EXERCISE: Reproduce the records below exactly as they appear, omitting any pictures they contain.

--- START OF TASK MATERIAL ---

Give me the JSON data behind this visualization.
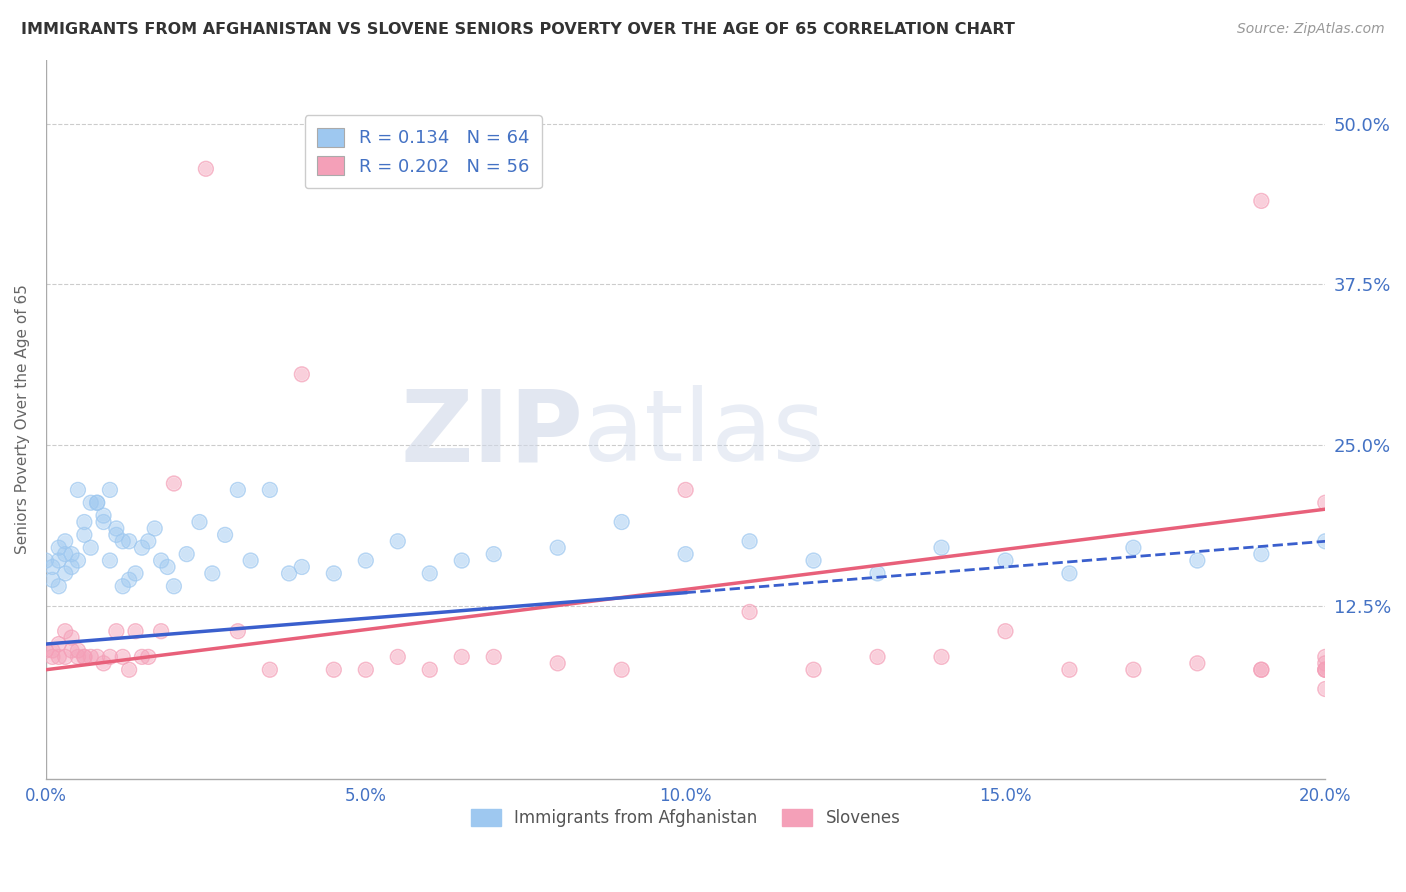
{
  "title": "IMMIGRANTS FROM AFGHANISTAN VS SLOVENE SENIORS POVERTY OVER THE AGE OF 65 CORRELATION CHART",
  "source": "Source: ZipAtlas.com",
  "ylabel": "Seniors Poverty Over the Age of 65",
  "legend_label_blue": "Immigrants from Afghanistan",
  "legend_label_pink": "Slovenes",
  "R_blue": 0.134,
  "N_blue": 64,
  "R_pink": 0.202,
  "N_pink": 56,
  "color_blue": "#9EC8F0",
  "color_pink": "#F4A0B8",
  "color_line_blue": "#3A5FCD",
  "color_line_pink": "#E8607A",
  "color_text_blue": "#4472C4",
  "xlim": [
    0.0,
    0.2
  ],
  "ylim": [
    -0.01,
    0.55
  ],
  "yticks": [
    0.125,
    0.25,
    0.375,
    0.5
  ],
  "ytick_labels": [
    "12.5%",
    "25.0%",
    "37.5%",
    "50.0%"
  ],
  "xticks": [
    0.0,
    0.05,
    0.1,
    0.15,
    0.2
  ],
  "xtick_labels": [
    "0.0%",
    "5.0%",
    "10.0%",
    "15.0%",
    "20.0%"
  ],
  "watermark_zip": "ZIP",
  "watermark_atlas": "atlas",
  "background_color": "#FFFFFF",
  "grid_color": "#CCCCCC",
  "blue_line_solid_end": 0.1,
  "blue_line_start_y": 0.095,
  "blue_line_end_y": 0.175,
  "pink_line_start_y": 0.075,
  "pink_line_end_y": 0.2,
  "blue_x": [
    0.0,
    0.001,
    0.001,
    0.002,
    0.002,
    0.002,
    0.003,
    0.003,
    0.003,
    0.004,
    0.004,
    0.005,
    0.005,
    0.006,
    0.006,
    0.007,
    0.007,
    0.008,
    0.008,
    0.009,
    0.009,
    0.01,
    0.01,
    0.011,
    0.011,
    0.012,
    0.012,
    0.013,
    0.013,
    0.014,
    0.015,
    0.016,
    0.017,
    0.018,
    0.019,
    0.02,
    0.022,
    0.024,
    0.026,
    0.028,
    0.03,
    0.032,
    0.035,
    0.038,
    0.04,
    0.045,
    0.05,
    0.055,
    0.06,
    0.065,
    0.07,
    0.08,
    0.09,
    0.1,
    0.11,
    0.12,
    0.13,
    0.14,
    0.15,
    0.16,
    0.17,
    0.18,
    0.19,
    0.2
  ],
  "blue_y": [
    0.16,
    0.145,
    0.155,
    0.17,
    0.14,
    0.16,
    0.175,
    0.165,
    0.15,
    0.165,
    0.155,
    0.16,
    0.215,
    0.18,
    0.19,
    0.205,
    0.17,
    0.205,
    0.205,
    0.195,
    0.19,
    0.16,
    0.215,
    0.18,
    0.185,
    0.14,
    0.175,
    0.145,
    0.175,
    0.15,
    0.17,
    0.175,
    0.185,
    0.16,
    0.155,
    0.14,
    0.165,
    0.19,
    0.15,
    0.18,
    0.215,
    0.16,
    0.215,
    0.15,
    0.155,
    0.15,
    0.16,
    0.175,
    0.15,
    0.16,
    0.165,
    0.17,
    0.19,
    0.165,
    0.175,
    0.16,
    0.15,
    0.17,
    0.16,
    0.15,
    0.17,
    0.16,
    0.165,
    0.175
  ],
  "pink_x": [
    0.0,
    0.001,
    0.001,
    0.002,
    0.002,
    0.003,
    0.003,
    0.004,
    0.004,
    0.005,
    0.005,
    0.006,
    0.006,
    0.007,
    0.008,
    0.009,
    0.01,
    0.011,
    0.012,
    0.013,
    0.014,
    0.015,
    0.016,
    0.018,
    0.02,
    0.025,
    0.03,
    0.035,
    0.04,
    0.045,
    0.05,
    0.055,
    0.06,
    0.065,
    0.07,
    0.08,
    0.09,
    0.1,
    0.11,
    0.12,
    0.13,
    0.14,
    0.15,
    0.16,
    0.17,
    0.18,
    0.19,
    0.19,
    0.19,
    0.2,
    0.2,
    0.2,
    0.2,
    0.2,
    0.2,
    0.2
  ],
  "pink_y": [
    0.09,
    0.085,
    0.09,
    0.095,
    0.085,
    0.105,
    0.085,
    0.09,
    0.1,
    0.085,
    0.09,
    0.085,
    0.085,
    0.085,
    0.085,
    0.08,
    0.085,
    0.105,
    0.085,
    0.075,
    0.105,
    0.085,
    0.085,
    0.105,
    0.22,
    0.465,
    0.105,
    0.075,
    0.305,
    0.075,
    0.075,
    0.085,
    0.075,
    0.085,
    0.085,
    0.08,
    0.075,
    0.215,
    0.12,
    0.075,
    0.085,
    0.085,
    0.105,
    0.075,
    0.075,
    0.08,
    0.44,
    0.075,
    0.075,
    0.08,
    0.075,
    0.085,
    0.075,
    0.205,
    0.075,
    0.06
  ]
}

--- END OF TASK MATERIAL ---

SOLUTION TO THIS TASK:
Give me the JSON data behind this visualization.
{
  "title": "IMMIGRANTS FROM AFGHANISTAN VS SLOVENE SENIORS POVERTY OVER THE AGE OF 65 CORRELATION CHART",
  "source": "Source: ZipAtlas.com",
  "ylabel": "Seniors Poverty Over the Age of 65",
  "legend_label_blue": "Immigrants from Afghanistan",
  "legend_label_pink": "Slovenes",
  "R_blue": 0.134,
  "N_blue": 64,
  "R_pink": 0.202,
  "N_pink": 56,
  "color_blue": "#9EC8F0",
  "color_pink": "#F4A0B8",
  "color_line_blue": "#3A5FCD",
  "color_line_pink": "#E8607A",
  "color_text_blue": "#4472C4",
  "xlim": [
    0.0,
    0.2
  ],
  "ylim": [
    -0.01,
    0.55
  ],
  "yticks": [
    0.125,
    0.25,
    0.375,
    0.5
  ],
  "ytick_labels": [
    "12.5%",
    "25.0%",
    "37.5%",
    "50.0%"
  ],
  "xticks": [
    0.0,
    0.05,
    0.1,
    0.15,
    0.2
  ],
  "xtick_labels": [
    "0.0%",
    "5.0%",
    "10.0%",
    "15.0%",
    "20.0%"
  ],
  "watermark_zip": "ZIP",
  "watermark_atlas": "atlas",
  "background_color": "#FFFFFF",
  "grid_color": "#CCCCCC",
  "blue_line_solid_end": 0.1,
  "blue_line_start_y": 0.095,
  "blue_line_end_y": 0.175,
  "pink_line_start_y": 0.075,
  "pink_line_end_y": 0.2,
  "blue_x": [
    0.0,
    0.001,
    0.001,
    0.002,
    0.002,
    0.002,
    0.003,
    0.003,
    0.003,
    0.004,
    0.004,
    0.005,
    0.005,
    0.006,
    0.006,
    0.007,
    0.007,
    0.008,
    0.008,
    0.009,
    0.009,
    0.01,
    0.01,
    0.011,
    0.011,
    0.012,
    0.012,
    0.013,
    0.013,
    0.014,
    0.015,
    0.016,
    0.017,
    0.018,
    0.019,
    0.02,
    0.022,
    0.024,
    0.026,
    0.028,
    0.03,
    0.032,
    0.035,
    0.038,
    0.04,
    0.045,
    0.05,
    0.055,
    0.06,
    0.065,
    0.07,
    0.08,
    0.09,
    0.1,
    0.11,
    0.12,
    0.13,
    0.14,
    0.15,
    0.16,
    0.17,
    0.18,
    0.19,
    0.2
  ],
  "blue_y": [
    0.16,
    0.145,
    0.155,
    0.17,
    0.14,
    0.16,
    0.175,
    0.165,
    0.15,
    0.165,
    0.155,
    0.16,
    0.215,
    0.18,
    0.19,
    0.205,
    0.17,
    0.205,
    0.205,
    0.195,
    0.19,
    0.16,
    0.215,
    0.18,
    0.185,
    0.14,
    0.175,
    0.145,
    0.175,
    0.15,
    0.17,
    0.175,
    0.185,
    0.16,
    0.155,
    0.14,
    0.165,
    0.19,
    0.15,
    0.18,
    0.215,
    0.16,
    0.215,
    0.15,
    0.155,
    0.15,
    0.16,
    0.175,
    0.15,
    0.16,
    0.165,
    0.17,
    0.19,
    0.165,
    0.175,
    0.16,
    0.15,
    0.17,
    0.16,
    0.15,
    0.17,
    0.16,
    0.165,
    0.175
  ],
  "pink_x": [
    0.0,
    0.001,
    0.001,
    0.002,
    0.002,
    0.003,
    0.003,
    0.004,
    0.004,
    0.005,
    0.005,
    0.006,
    0.006,
    0.007,
    0.008,
    0.009,
    0.01,
    0.011,
    0.012,
    0.013,
    0.014,
    0.015,
    0.016,
    0.018,
    0.02,
    0.025,
    0.03,
    0.035,
    0.04,
    0.045,
    0.05,
    0.055,
    0.06,
    0.065,
    0.07,
    0.08,
    0.09,
    0.1,
    0.11,
    0.12,
    0.13,
    0.14,
    0.15,
    0.16,
    0.17,
    0.18,
    0.19,
    0.19,
    0.19,
    0.2,
    0.2,
    0.2,
    0.2,
    0.2,
    0.2,
    0.2
  ],
  "pink_y": [
    0.09,
    0.085,
    0.09,
    0.095,
    0.085,
    0.105,
    0.085,
    0.09,
    0.1,
    0.085,
    0.09,
    0.085,
    0.085,
    0.085,
    0.085,
    0.08,
    0.085,
    0.105,
    0.085,
    0.075,
    0.105,
    0.085,
    0.085,
    0.105,
    0.22,
    0.465,
    0.105,
    0.075,
    0.305,
    0.075,
    0.075,
    0.085,
    0.075,
    0.085,
    0.085,
    0.08,
    0.075,
    0.215,
    0.12,
    0.075,
    0.085,
    0.085,
    0.105,
    0.075,
    0.075,
    0.08,
    0.44,
    0.075,
    0.075,
    0.08,
    0.075,
    0.085,
    0.075,
    0.205,
    0.075,
    0.06
  ]
}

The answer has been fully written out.